- **CHALLENGE**: Reproduce the material below word for word, leaving out the pictures.

— Start INFORMATION SHOWN —

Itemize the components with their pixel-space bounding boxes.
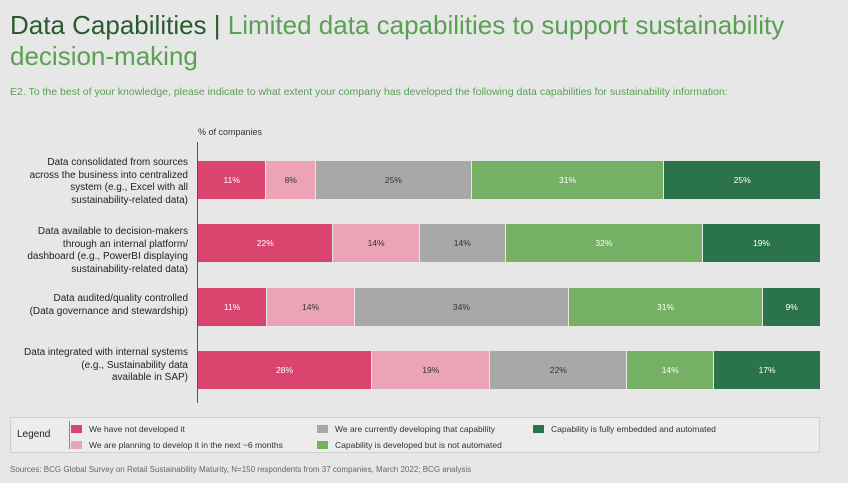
legend-label: We are planning to develop it in the nex… [89, 440, 283, 450]
bar-segment: 19% [702, 224, 820, 262]
bar-segment: 17% [714, 351, 820, 389]
legend-swatch [71, 425, 82, 433]
data-label: 14% [367, 238, 385, 248]
data-label: 11% [223, 302, 241, 312]
data-label: 25% [384, 175, 402, 185]
bar-segment: 11% [198, 161, 267, 199]
category-label: Data integrated with internal systems (e.… [10, 347, 188, 385]
bar-segment: 25% [316, 161, 472, 199]
category-label-line: sustainability-related data) [71, 263, 188, 275]
bar-segment: 31% [568, 288, 764, 326]
legend-label: We have not developed it [89, 424, 185, 434]
category-label-line: dashboard (e.g., PowerBI displaying [27, 251, 188, 262]
bar-row: 11% 14% 34% 31% 9% [198, 288, 820, 326]
bar-segment: 19% [372, 351, 491, 389]
data-label: 8% [284, 175, 297, 185]
data-label: 14% [661, 365, 679, 375]
category-label-line: through an internal platform/ [62, 238, 188, 250]
data-label: 31% [559, 175, 577, 185]
bar-segment: 14% [333, 224, 420, 262]
data-label: 28% [276, 365, 294, 375]
bar-segment: 9% [763, 288, 820, 326]
source-note: Sources: BCG Global Survey on Retail Sus… [10, 465, 472, 474]
bar-segment: 11% [198, 288, 268, 326]
category-label-line: Data available to decision-makers [37, 226, 188, 237]
data-label: 14% [302, 302, 320, 312]
bar-segment: 31% [471, 161, 665, 199]
data-label: 9% [785, 302, 798, 312]
legend-item: We have not developed it [71, 424, 185, 434]
category-label: Data available to decision-makers through… [10, 226, 188, 276]
category-label-line: Data integrated with internal systems [24, 347, 188, 358]
bar-segment: 28% [198, 351, 373, 389]
data-label: 22% [549, 365, 567, 375]
legend-item: Capability is fully embedded and automat… [533, 424, 716, 434]
category-label: Data audited/quality controlled (Data gov… [10, 293, 188, 318]
bar-segment: 14% [627, 351, 715, 389]
category-label-line: across the business into centralized [29, 169, 188, 181]
data-label: 11% [223, 175, 240, 185]
data-label: 17% [758, 365, 776, 375]
data-label: 22% [256, 238, 274, 248]
chart-axis-line [197, 142, 198, 403]
title-subtitle: Limited data capabilities to support sus… [10, 10, 785, 71]
bar-segment: 22% [490, 351, 628, 389]
category-label-line: Data consolidated from sources [47, 157, 188, 168]
survey-question: E2. To the best of your knowledge, pleas… [10, 86, 728, 98]
chart-unit-label: % of companies [198, 127, 263, 137]
legend-label: Capability is fully embedded and automat… [551, 424, 716, 434]
legend-title: Legend [17, 429, 51, 440]
page-title: Data Capabilities | Limited data capabil… [10, 10, 840, 72]
legend-divider [69, 421, 70, 449]
legend-item: Capability is developed but is not autom… [317, 440, 502, 450]
data-label: 14% [453, 238, 471, 248]
bar-segment: 34% [355, 288, 569, 326]
data-label: 32% [595, 238, 613, 248]
bar-segment: 8% [266, 161, 317, 199]
category-label-line: sustainability-related data) [71, 194, 188, 206]
category-label: Data consolidated from sources across the… [10, 157, 188, 207]
category-label-line: (Data governance and stewardship) [29, 305, 188, 317]
bar-row: 28% 19% 22% 14% 17% [198, 351, 820, 389]
legend-item: We are planning to develop it in the nex… [71, 440, 283, 450]
bar-segment: 14% [419, 224, 506, 262]
bar-segment: 32% [505, 224, 703, 262]
legend-swatch [71, 441, 82, 449]
legend-item: We are currently developing that capabil… [317, 424, 495, 434]
legend-label: Capability is developed but is not autom… [335, 440, 502, 450]
bar-segment: 14% [267, 288, 356, 326]
bar-segment: 25% [664, 161, 820, 199]
category-label-line: (e.g., Sustainability data [81, 359, 188, 371]
data-label: 19% [422, 365, 440, 375]
bar-row: 22% 14% 14% 32% 19% [198, 224, 820, 262]
category-label-line: Data audited/quality controlled [53, 293, 188, 304]
category-label-line: system (e.g., Excel with all [70, 182, 188, 193]
legend: Legend We have not developed it We are pl… [10, 417, 820, 453]
legend-swatch [317, 425, 328, 433]
title-separator: | [206, 10, 228, 40]
data-label: 19% [752, 238, 770, 248]
legend-swatch [317, 441, 328, 449]
bar-segment: 22% [198, 224, 334, 262]
data-label: 31% [657, 302, 675, 312]
legend-label: We are currently developing that capabil… [335, 424, 496, 434]
data-label: 25% [733, 175, 751, 185]
bar-row: 11% 8% 25% 31% 25% [198, 161, 820, 199]
data-label: 34% [452, 302, 470, 312]
title-main: Data Capabilities [10, 10, 207, 40]
category-label-line: available in SAP) [111, 372, 188, 383]
legend-swatch [533, 425, 544, 433]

— End INFORMATION SHOWN —

- **ANSWER TO THIS EXERCISE**:
Itemize the components with their pixel-space bounding boxes.
legend-label: We are planning to develop it in the nex… [89, 440, 283, 450]
bar-segment: 19% [702, 224, 820, 262]
bar-segment: 17% [714, 351, 820, 389]
legend-swatch [71, 425, 82, 433]
data-label: 14% [367, 238, 385, 248]
data-label: 11% [223, 302, 241, 312]
data-label: 25% [384, 175, 402, 185]
bar-segment: 11% [198, 161, 267, 199]
category-label: Data integrated with internal systems (e.… [10, 347, 188, 385]
bar-segment: 25% [316, 161, 472, 199]
category-label-line: sustainability-related data) [71, 263, 188, 275]
bar-segment: 31% [568, 288, 764, 326]
legend-label: We have not developed it [89, 424, 185, 434]
category-label-line: dashboard (e.g., PowerBI displaying [27, 251, 188, 262]
bar-row: 11% 14% 34% 31% 9% [198, 288, 820, 326]
bar-segment: 19% [372, 351, 491, 389]
data-label: 8% [284, 175, 297, 185]
data-label: 14% [661, 365, 679, 375]
category-label-line: through an internal platform/ [62, 238, 188, 250]
data-label: 31% [559, 175, 577, 185]
bar-segment: 14% [333, 224, 420, 262]
data-label: 28% [276, 365, 294, 375]
bar-segment: 9% [763, 288, 820, 326]
source-note: Sources: BCG Global Survey on Retail Sus… [10, 465, 472, 474]
bar-segment: 11% [198, 288, 268, 326]
category-label-line: Data available to decision-makers [37, 226, 188, 237]
data-label: 14% [302, 302, 320, 312]
bar-segment: 31% [471, 161, 665, 199]
data-label: 9% [785, 302, 798, 312]
legend-item: We have not developed it [71, 424, 185, 434]
category-label: Data available to decision-makers through… [10, 226, 188, 276]
category-label-line: Data integrated with internal systems [24, 347, 188, 358]
bar-segment: 28% [198, 351, 373, 389]
data-label: 22% [549, 365, 567, 375]
legend-item: Capability is fully embedded and automat… [533, 424, 716, 434]
category-label: Data audited/quality controlled (Data gov… [10, 293, 188, 318]
bar-segment: 14% [627, 351, 715, 389]
category-label-line: across the business into centralized [29, 169, 188, 181]
data-label: 11% [223, 175, 240, 185]
data-label: 17% [758, 365, 776, 375]
data-label: 22% [256, 238, 274, 248]
chart-axis-line [197, 142, 198, 403]
title-subtitle: Limited data capabilities to support sus… [10, 10, 785, 71]
bar-segment: 22% [490, 351, 628, 389]
category-label-line: Data consolidated from sources [47, 157, 188, 168]
survey-question: E2. To the best of your knowledge, pleas… [10, 86, 728, 98]
chart-unit-label: % of companies [198, 127, 263, 137]
legend-label: Capability is fully embedded and automat… [551, 424, 716, 434]
legend-title: Legend [17, 429, 51, 440]
page-title: Data Capabilities | Limited data capabil… [10, 10, 840, 72]
legend-divider [69, 421, 70, 449]
legend-item: Capability is developed but is not autom… [317, 440, 502, 450]
data-label: 14% [453, 238, 471, 248]
bar-segment: 34% [355, 288, 569, 326]
data-label: 32% [595, 238, 613, 248]
bar-segment: 8% [266, 161, 317, 199]
category-label-line: sustainability-related data) [71, 194, 188, 206]
category-label: Data consolidated from sources across the… [10, 157, 188, 207]
category-label-line: (Data governance and stewardship) [29, 305, 188, 317]
bar-row: 28% 19% 22% 14% 17% [198, 351, 820, 389]
legend-item: We are planning to develop it in the nex… [71, 440, 283, 450]
bar-segment: 14% [419, 224, 506, 262]
bar-segment: 32% [505, 224, 703, 262]
legend-swatch [71, 441, 82, 449]
legend-item: We are currently developing that capabil… [317, 424, 495, 434]
legend-label: Capability is developed but is not autom… [335, 440, 502, 450]
bar-segment: 14% [267, 288, 356, 326]
bar-segment: 25% [664, 161, 820, 199]
category-label-line: (e.g., Sustainability data [81, 359, 188, 371]
data-label: 19% [422, 365, 440, 375]
bar-row: 22% 14% 14% 32% 19% [198, 224, 820, 262]
category-label-line: Data audited/quality controlled [53, 293, 188, 304]
category-label-line: system (e.g., Excel with all [70, 182, 188, 193]
legend: Legend We have not developed it We are pl… [10, 417, 820, 453]
legend-swatch [317, 425, 328, 433]
title-separator: | [206, 10, 228, 40]
data-label: 19% [752, 238, 770, 248]
legend-swatch [317, 441, 328, 449]
bar-segment: 22% [198, 224, 334, 262]
data-label: 31% [657, 302, 675, 312]
legend-label: We are currently developing that capabil… [335, 424, 496, 434]
data-label: 25% [733, 175, 751, 185]
bar-row: 11% 8% 25% 31% 25% [198, 161, 820, 199]
data-label: 34% [452, 302, 470, 312]
title-main: Data Capabilities [10, 10, 207, 40]
category-label-line: available in SAP) [111, 372, 188, 383]
legend-swatch [533, 425, 544, 433]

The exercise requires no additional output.